___ TASK MATERIAL ___

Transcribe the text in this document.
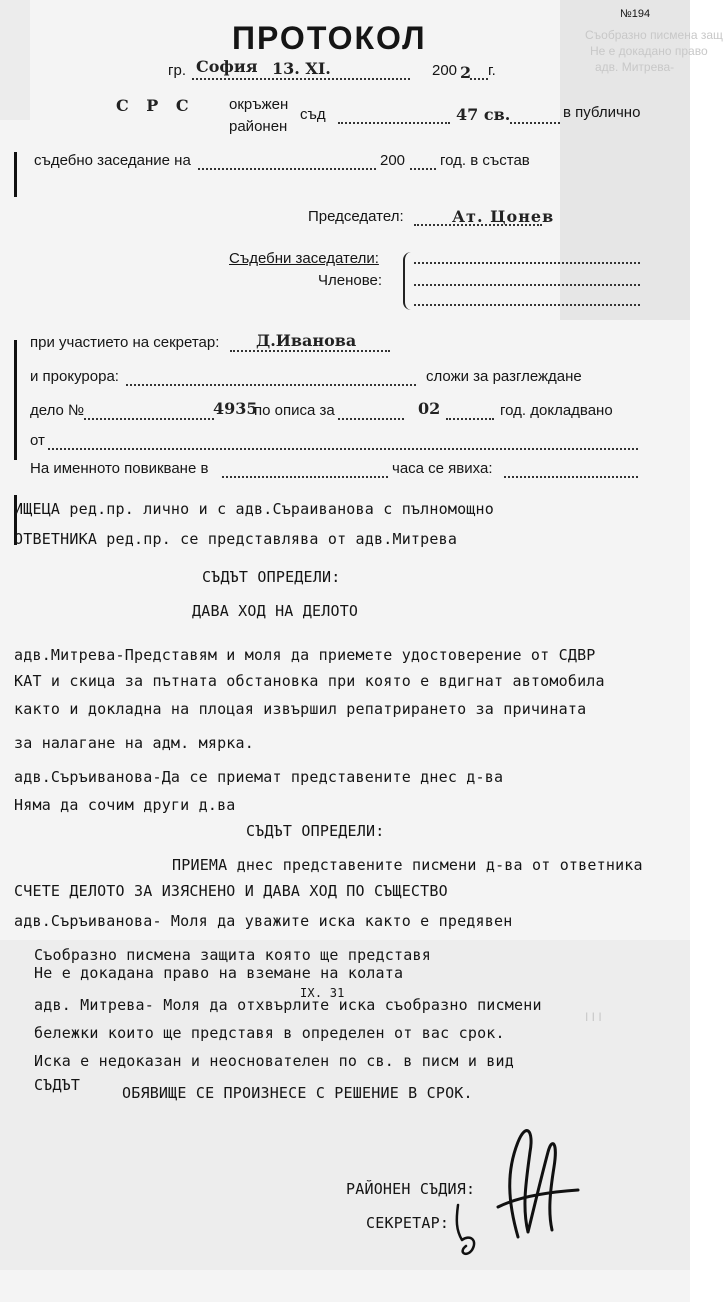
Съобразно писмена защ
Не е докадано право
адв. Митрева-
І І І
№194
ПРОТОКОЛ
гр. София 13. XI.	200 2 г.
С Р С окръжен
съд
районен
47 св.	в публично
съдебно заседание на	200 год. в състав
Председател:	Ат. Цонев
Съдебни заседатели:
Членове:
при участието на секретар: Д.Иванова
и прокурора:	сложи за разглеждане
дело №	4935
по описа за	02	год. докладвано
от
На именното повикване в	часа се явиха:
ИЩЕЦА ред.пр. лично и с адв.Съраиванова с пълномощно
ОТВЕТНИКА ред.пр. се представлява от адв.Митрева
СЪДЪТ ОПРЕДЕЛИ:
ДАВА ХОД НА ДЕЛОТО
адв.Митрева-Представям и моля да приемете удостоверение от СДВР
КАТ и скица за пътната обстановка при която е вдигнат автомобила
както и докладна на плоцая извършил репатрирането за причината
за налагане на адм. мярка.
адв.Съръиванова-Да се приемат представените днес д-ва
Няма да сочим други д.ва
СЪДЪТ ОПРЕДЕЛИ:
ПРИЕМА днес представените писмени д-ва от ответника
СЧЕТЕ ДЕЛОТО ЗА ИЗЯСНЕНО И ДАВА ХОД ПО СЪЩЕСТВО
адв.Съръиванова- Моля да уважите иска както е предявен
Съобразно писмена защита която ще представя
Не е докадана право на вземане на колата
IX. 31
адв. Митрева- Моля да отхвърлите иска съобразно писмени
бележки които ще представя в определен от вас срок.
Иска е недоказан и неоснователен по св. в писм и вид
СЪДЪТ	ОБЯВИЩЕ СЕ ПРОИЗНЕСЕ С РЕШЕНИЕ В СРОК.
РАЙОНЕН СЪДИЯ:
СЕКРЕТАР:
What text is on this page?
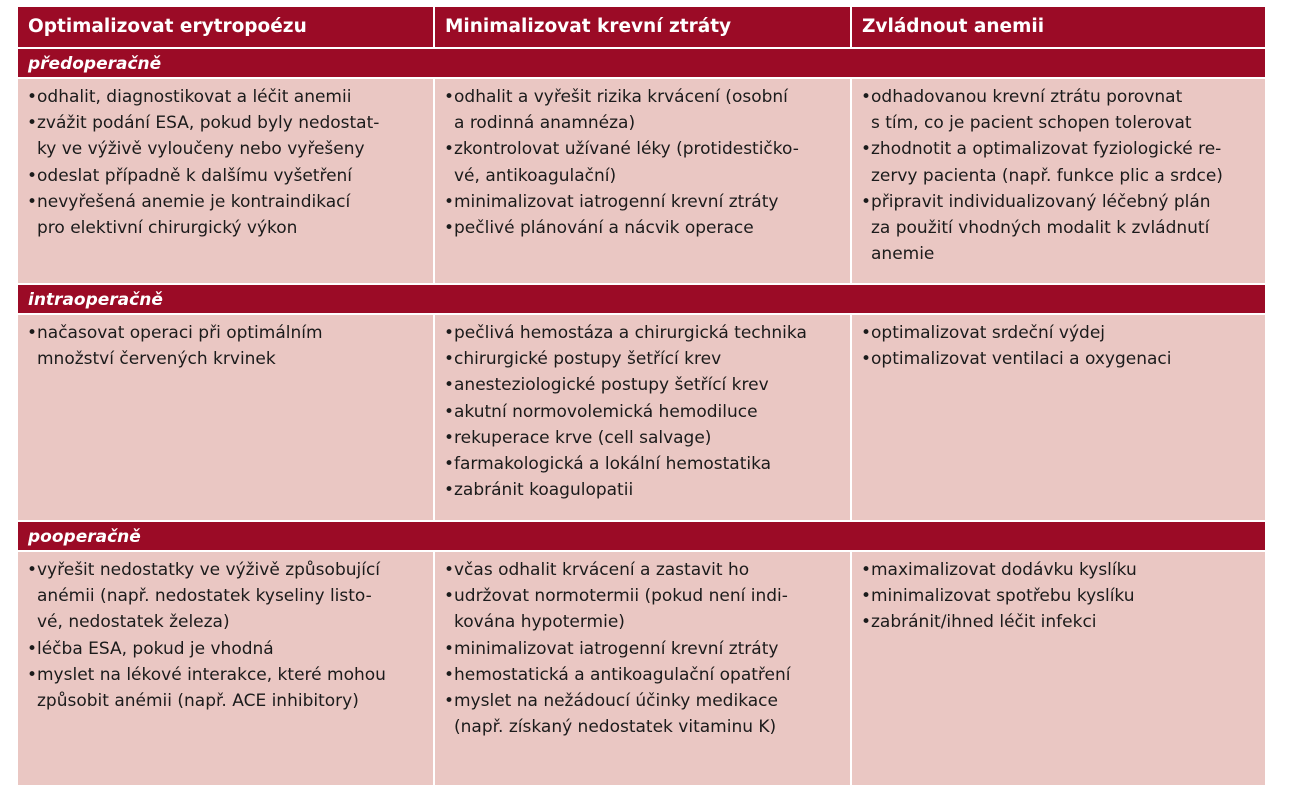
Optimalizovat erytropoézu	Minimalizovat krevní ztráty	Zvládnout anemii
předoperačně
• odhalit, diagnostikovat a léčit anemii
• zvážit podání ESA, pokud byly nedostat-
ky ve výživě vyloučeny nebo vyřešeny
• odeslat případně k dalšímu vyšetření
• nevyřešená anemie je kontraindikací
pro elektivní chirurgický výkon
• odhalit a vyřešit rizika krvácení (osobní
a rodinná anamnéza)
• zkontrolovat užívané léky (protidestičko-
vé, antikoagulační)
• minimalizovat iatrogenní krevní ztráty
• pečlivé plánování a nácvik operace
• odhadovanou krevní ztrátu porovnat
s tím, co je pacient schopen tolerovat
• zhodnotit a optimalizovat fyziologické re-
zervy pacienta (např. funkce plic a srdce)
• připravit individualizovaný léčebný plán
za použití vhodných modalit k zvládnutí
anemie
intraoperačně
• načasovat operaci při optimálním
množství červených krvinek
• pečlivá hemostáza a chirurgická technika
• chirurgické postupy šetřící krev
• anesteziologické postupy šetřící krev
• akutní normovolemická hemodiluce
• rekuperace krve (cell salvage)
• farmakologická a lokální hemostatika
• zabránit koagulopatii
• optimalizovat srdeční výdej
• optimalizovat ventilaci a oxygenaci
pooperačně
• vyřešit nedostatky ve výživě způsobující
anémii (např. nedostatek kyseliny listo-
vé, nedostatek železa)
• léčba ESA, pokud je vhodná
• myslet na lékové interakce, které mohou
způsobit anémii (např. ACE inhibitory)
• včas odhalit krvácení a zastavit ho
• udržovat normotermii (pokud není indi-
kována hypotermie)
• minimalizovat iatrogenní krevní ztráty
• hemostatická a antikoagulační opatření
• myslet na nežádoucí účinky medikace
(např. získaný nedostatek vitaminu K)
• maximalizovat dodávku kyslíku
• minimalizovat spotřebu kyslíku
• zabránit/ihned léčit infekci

___

> [TASK DESCRIPTION]:
Gather every line containing the word "както" and copy it.

> [ANSWER TO THIS TASK]:
както и докладна на плоцая извършил репатрирането за причината
адв.Съръиванова- Моля да уважите иска както е предявен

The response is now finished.